Direction:
Reproduce the records. Keep every word exact and include no images.
_ _ _ _ _ _ _
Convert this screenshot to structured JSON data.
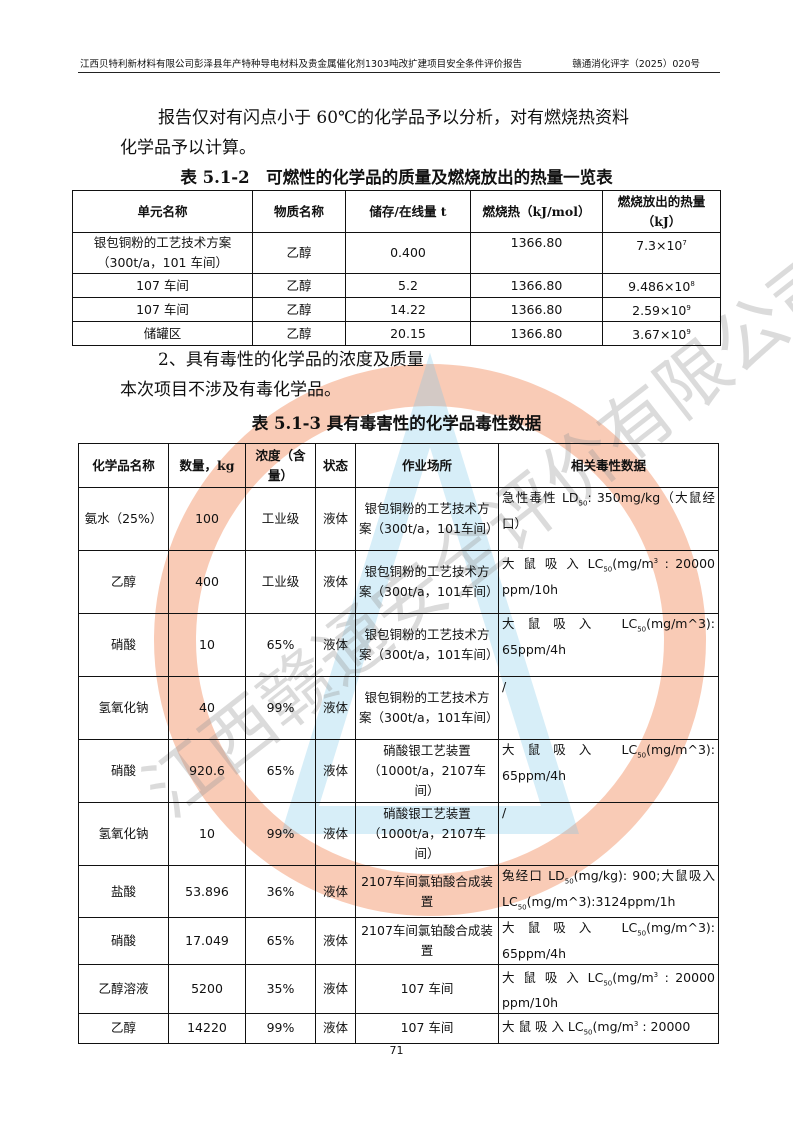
{
  "header": {
    "left": "江西贝特利新材料有限公司彭泽县年产特种导电材料及贵金属催化剂1303吨改扩建项目安全条件评价报告",
    "right": "赣通消化评字（2025）020号"
  },
  "intro": {
    "line1": "报告仅对有闪点小于 60℃的化学品予以分析，对有燃烧热资料",
    "line2": "化学品予以计算。"
  },
  "table1": {
    "caption": "表 5.1-2　可燃性的化学品的质量及燃烧放出的热量一览表",
    "headers": [
      "单元名称",
      "物质名称",
      "储存/在线量 t",
      "燃烧热（kJ/mol）",
      "燃烧放出的热量（kJ）"
    ],
    "rows": [
      {
        "unit": "银包铜粉的工艺技术方案（300t/a，101 车间）",
        "substance": "乙醇",
        "amount": "0.400",
        "heat": "1366.80",
        "q_base": "7.3×10",
        "q_exp": "7"
      },
      {
        "unit": "107 车间",
        "substance": "乙醇",
        "amount": "5.2",
        "heat": "1366.80",
        "q_base": "9.486×10",
        "q_exp": "8"
      },
      {
        "unit": "107 车间",
        "substance": "乙醇",
        "amount": "14.22",
        "heat": "1366.80",
        "q_base": "2.59×10",
        "q_exp": "9"
      },
      {
        "unit": "储罐区",
        "substance": "乙醇",
        "amount": "20.15",
        "heat": "1366.80",
        "q_base": "3.67×10",
        "q_exp": "9"
      }
    ]
  },
  "section2": {
    "title": "2、具有毒性的化学品的浓度及质量",
    "text": "本次项目不涉及有毒化学品。"
  },
  "table2": {
    "caption": "表 5.1-3 具有毒害性的化学品毒性数据",
    "headers": [
      "化学品名称",
      "数量，kg",
      "浓度（含量）",
      "状态",
      "作业场所",
      "相关毒性数据"
    ],
    "rows": [
      {
        "name": "氨水（25%）",
        "qty": "100",
        "conc": "工业级",
        "state": "液体",
        "place": "银包铜粉的工艺技术方案（300t/a，101车间）",
        "tox": [
          {
            "t": "急性毒性 LD"
          },
          {
            "sub": "50"
          },
          {
            "t": ": 350mg/kg（大鼠经口）"
          }
        ]
      },
      {
        "name": "乙醇",
        "qty": "400",
        "conc": "工业级",
        "state": "液体",
        "place": "银包铜粉的工艺技术方案（300t/a，101车间）",
        "tox": [
          {
            "t": "大 鼠 吸 入 LC"
          },
          {
            "sub": "50"
          },
          {
            "t": "(mg/m"
          },
          {
            "sup": "3"
          },
          {
            "t": " : 20000 ppm/10h"
          }
        ]
      },
      {
        "name": "硝酸",
        "qty": "10",
        "conc": "65%",
        "state": "液体",
        "place": "银包铜粉的工艺技术方案（300t/a，101车间）",
        "tox": [
          {
            "t": "大鼠吸入 LC"
          },
          {
            "sub": "50"
          },
          {
            "t": "(mg/m^3): 65ppm/4h"
          }
        ]
      },
      {
        "name": "氢氧化钠",
        "qty": "40",
        "conc": "99%",
        "state": "液体",
        "place": "银包铜粉的工艺技术方案（300t/a，101车间）",
        "tox": [
          {
            "t": "/"
          }
        ]
      },
      {
        "name": "硝酸",
        "qty": "920.6",
        "conc": "65%",
        "state": "液体",
        "place": "硝酸银工艺装置（1000t/a，2107车间）",
        "tox": [
          {
            "t": "大鼠吸入 LC"
          },
          {
            "sub": "50"
          },
          {
            "t": "(mg/m^3): 65ppm/4h"
          }
        ]
      },
      {
        "name": "氢氧化钠",
        "qty": "10",
        "conc": "99%",
        "state": "液体",
        "place": "硝酸银工艺装置（1000t/a，2107车间）",
        "tox": [
          {
            "t": "/"
          }
        ]
      },
      {
        "name": "盐酸",
        "qty": "53.896",
        "conc": "36%",
        "state": "液体",
        "place": "2107车间氯铂酸合成装置",
        "tox": [
          {
            "t": "兔经口 LD"
          },
          {
            "sub": "50"
          },
          {
            "t": "(mg/kg): 900;大鼠吸入 LC"
          },
          {
            "sub": "50"
          },
          {
            "t": "(mg/m^3):3124ppm/1h"
          }
        ]
      },
      {
        "name": "硝酸",
        "qty": "17.049",
        "conc": "65%",
        "state": "液体",
        "place": "2107车间氯铂酸合成装置",
        "tox": [
          {
            "t": "大鼠吸入 LC"
          },
          {
            "sub": "50"
          },
          {
            "t": "(mg/m^3): 65ppm/4h"
          }
        ]
      },
      {
        "name": "乙醇溶液",
        "qty": "5200",
        "conc": "35%",
        "state": "液体",
        "place": "107 车间",
        "tox": [
          {
            "t": "大 鼠 吸 入 LC"
          },
          {
            "sub": "50"
          },
          {
            "t": "(mg/m"
          },
          {
            "sup": "3"
          },
          {
            "t": " : 20000 ppm/10h"
          }
        ]
      },
      {
        "name": "乙醇",
        "qty": "14220",
        "conc": "99%",
        "state": "液体",
        "place": "107 车间",
        "tox": [
          {
            "t": "大 鼠 吸 入 LC"
          },
          {
            "sub": "50"
          },
          {
            "t": "(mg/m"
          },
          {
            "sup": "3"
          },
          {
            "t": " : 20000"
          }
        ]
      }
    ]
  },
  "page_number": "71",
  "watermark": {
    "text": "江西赣通安全评价有限公司",
    "colors": {
      "ring": "#f4a07a",
      "text": "#9a9a9a",
      "accent": "#7cc7e8"
    }
  }
}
_ _ _ _ _ _ _
Solution to this problem:
Convert this screenshot to structured JSON data.
{
  "header": {
    "left": "江西贝特利新材料有限公司彭泽县年产特种导电材料及贵金属催化剂1303吨改扩建项目安全条件评价报告",
    "right": "赣通消化评字（2025）020号"
  },
  "intro": {
    "line1": "报告仅对有闪点小于 60℃的化学品予以分析，对有燃烧热资料",
    "line2": "化学品予以计算。"
  },
  "table1": {
    "caption": "表 5.1-2　可燃性的化学品的质量及燃烧放出的热量一览表",
    "headers": [
      "单元名称",
      "物质名称",
      "储存/在线量 t",
      "燃烧热（kJ/mol）",
      "燃烧放出的热量（kJ）"
    ],
    "rows": [
      {
        "unit": "银包铜粉的工艺技术方案（300t/a，101 车间）",
        "substance": "乙醇",
        "amount": "0.400",
        "heat": "1366.80",
        "q_base": "7.3×10",
        "q_exp": "7"
      },
      {
        "unit": "107 车间",
        "substance": "乙醇",
        "amount": "5.2",
        "heat": "1366.80",
        "q_base": "9.486×10",
        "q_exp": "8"
      },
      {
        "unit": "107 车间",
        "substance": "乙醇",
        "amount": "14.22",
        "heat": "1366.80",
        "q_base": "2.59×10",
        "q_exp": "9"
      },
      {
        "unit": "储罐区",
        "substance": "乙醇",
        "amount": "20.15",
        "heat": "1366.80",
        "q_base": "3.67×10",
        "q_exp": "9"
      }
    ]
  },
  "section2": {
    "title": "2、具有毒性的化学品的浓度及质量",
    "text": "本次项目不涉及有毒化学品。"
  },
  "table2": {
    "caption": "表 5.1-3 具有毒害性的化学品毒性数据",
    "headers": [
      "化学品名称",
      "数量，kg",
      "浓度（含量）",
      "状态",
      "作业场所",
      "相关毒性数据"
    ],
    "rows": [
      {
        "name": "氨水（25%）",
        "qty": "100",
        "conc": "工业级",
        "state": "液体",
        "place": "银包铜粉的工艺技术方案（300t/a，101车间）",
        "tox": [
          {
            "t": "急性毒性 LD"
          },
          {
            "sub": "50"
          },
          {
            "t": ": 350mg/kg（大鼠经口）"
          }
        ]
      },
      {
        "name": "乙醇",
        "qty": "400",
        "conc": "工业级",
        "state": "液体",
        "place": "银包铜粉的工艺技术方案（300t/a，101车间）",
        "tox": [
          {
            "t": "大 鼠 吸 入 LC"
          },
          {
            "sub": "50"
          },
          {
            "t": "(mg/m"
          },
          {
            "sup": "3"
          },
          {
            "t": " : 20000 ppm/10h"
          }
        ]
      },
      {
        "name": "硝酸",
        "qty": "10",
        "conc": "65%",
        "state": "液体",
        "place": "银包铜粉的工艺技术方案（300t/a，101车间）",
        "tox": [
          {
            "t": "大鼠吸入 LC"
          },
          {
            "sub": "50"
          },
          {
            "t": "(mg/m^3): 65ppm/4h"
          }
        ]
      },
      {
        "name": "氢氧化钠",
        "qty": "40",
        "conc": "99%",
        "state": "液体",
        "place": "银包铜粉的工艺技术方案（300t/a，101车间）",
        "tox": [
          {
            "t": "/"
          }
        ]
      },
      {
        "name": "硝酸",
        "qty": "920.6",
        "conc": "65%",
        "state": "液体",
        "place": "硝酸银工艺装置（1000t/a，2107车间）",
        "tox": [
          {
            "t": "大鼠吸入 LC"
          },
          {
            "sub": "50"
          },
          {
            "t": "(mg/m^3): 65ppm/4h"
          }
        ]
      },
      {
        "name": "氢氧化钠",
        "qty": "10",
        "conc": "99%",
        "state": "液体",
        "place": "硝酸银工艺装置（1000t/a，2107车间）",
        "tox": [
          {
            "t": "/"
          }
        ]
      },
      {
        "name": "盐酸",
        "qty": "53.896",
        "conc": "36%",
        "state": "液体",
        "place": "2107车间氯铂酸合成装置",
        "tox": [
          {
            "t": "兔经口 LD"
          },
          {
            "sub": "50"
          },
          {
            "t": "(mg/kg): 900;大鼠吸入 LC"
          },
          {
            "sub": "50"
          },
          {
            "t": "(mg/m^3):3124ppm/1h"
          }
        ]
      },
      {
        "name": "硝酸",
        "qty": "17.049",
        "conc": "65%",
        "state": "液体",
        "place": "2107车间氯铂酸合成装置",
        "tox": [
          {
            "t": "大鼠吸入 LC"
          },
          {
            "sub": "50"
          },
          {
            "t": "(mg/m^3): 65ppm/4h"
          }
        ]
      },
      {
        "name": "乙醇溶液",
        "qty": "5200",
        "conc": "35%",
        "state": "液体",
        "place": "107 车间",
        "tox": [
          {
            "t": "大 鼠 吸 入 LC"
          },
          {
            "sub": "50"
          },
          {
            "t": "(mg/m"
          },
          {
            "sup": "3"
          },
          {
            "t": " : 20000 ppm/10h"
          }
        ]
      },
      {
        "name": "乙醇",
        "qty": "14220",
        "conc": "99%",
        "state": "液体",
        "place": "107 车间",
        "tox": [
          {
            "t": "大 鼠 吸 入 LC"
          },
          {
            "sub": "50"
          },
          {
            "t": "(mg/m"
          },
          {
            "sup": "3"
          },
          {
            "t": " : 20000"
          }
        ]
      }
    ]
  },
  "page_number": "71",
  "watermark": {
    "text": "江西赣通安全评价有限公司",
    "colors": {
      "ring": "#f4a07a",
      "text": "#9a9a9a",
      "accent": "#7cc7e8"
    }
  }
}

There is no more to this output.